### Provided records

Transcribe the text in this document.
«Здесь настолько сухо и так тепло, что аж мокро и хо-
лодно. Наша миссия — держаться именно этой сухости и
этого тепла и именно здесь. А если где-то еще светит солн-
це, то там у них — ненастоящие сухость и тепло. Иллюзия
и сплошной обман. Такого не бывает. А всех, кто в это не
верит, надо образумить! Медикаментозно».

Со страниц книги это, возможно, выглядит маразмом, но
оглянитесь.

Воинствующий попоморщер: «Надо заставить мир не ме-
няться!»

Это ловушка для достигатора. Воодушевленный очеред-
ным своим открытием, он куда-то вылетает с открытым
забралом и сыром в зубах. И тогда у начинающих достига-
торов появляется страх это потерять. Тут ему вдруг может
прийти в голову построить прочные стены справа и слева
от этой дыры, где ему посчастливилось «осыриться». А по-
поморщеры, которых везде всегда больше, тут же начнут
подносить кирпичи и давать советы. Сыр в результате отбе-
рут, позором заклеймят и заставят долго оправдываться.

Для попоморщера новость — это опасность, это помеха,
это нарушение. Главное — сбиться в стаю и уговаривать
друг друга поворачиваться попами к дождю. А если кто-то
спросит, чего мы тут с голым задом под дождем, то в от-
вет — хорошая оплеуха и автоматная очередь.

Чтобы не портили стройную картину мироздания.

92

### Short exercise
Retype the material above, line by line, exactly.

### Task output
Transcribe the text in this document.
«Здесь настолько сухо и так тепло, что аж мокро и хо-
лодно. Наша миссия — держаться именно этой сухости и
этого тепла и именно здесь. А если где-то еще светит солн-
це, то там у них — ненастоящие сухость и тепло. Иллюзия
и сплошной обман. Такого не бывает. А всех, кто в это не
верит, надо образумить! Медикаментозно».

Со страниц книги это, возможно, выглядит маразмом, но
оглянитесь.

Воинствующий попоморщер: «Надо заставить мир не ме-
няться!»

Это ловушка для достигатора. Воодушевленный очеред-
ным своим открытием, он куда-то вылетает с открытым
забралом и сыром в зубах. И тогда у начинающих достига-
торов появляется страх это потерять. Тут ему вдруг может
прийти в голову построить прочные стены справа и слева
от этой дыры, где ему посчастливилось «осыриться». А по-
поморщеры, которых везде всегда больше, тут же начнут
подносить кирпичи и давать советы. Сыр в результате отбе-
рут, позором заклеймят и заставят долго оправдываться.

Для попоморщера новость — это опасность, это помеха,
это нарушение. Главное — сбиться в стаю и уговаривать
друг друга поворачиваться попами к дождю. А если кто-то
спросит, чего мы тут с голым задом под дождем, то в от-
вет — хорошая оплеуха и автоматная очередь.

Чтобы не портили стройную картину мироздания.

92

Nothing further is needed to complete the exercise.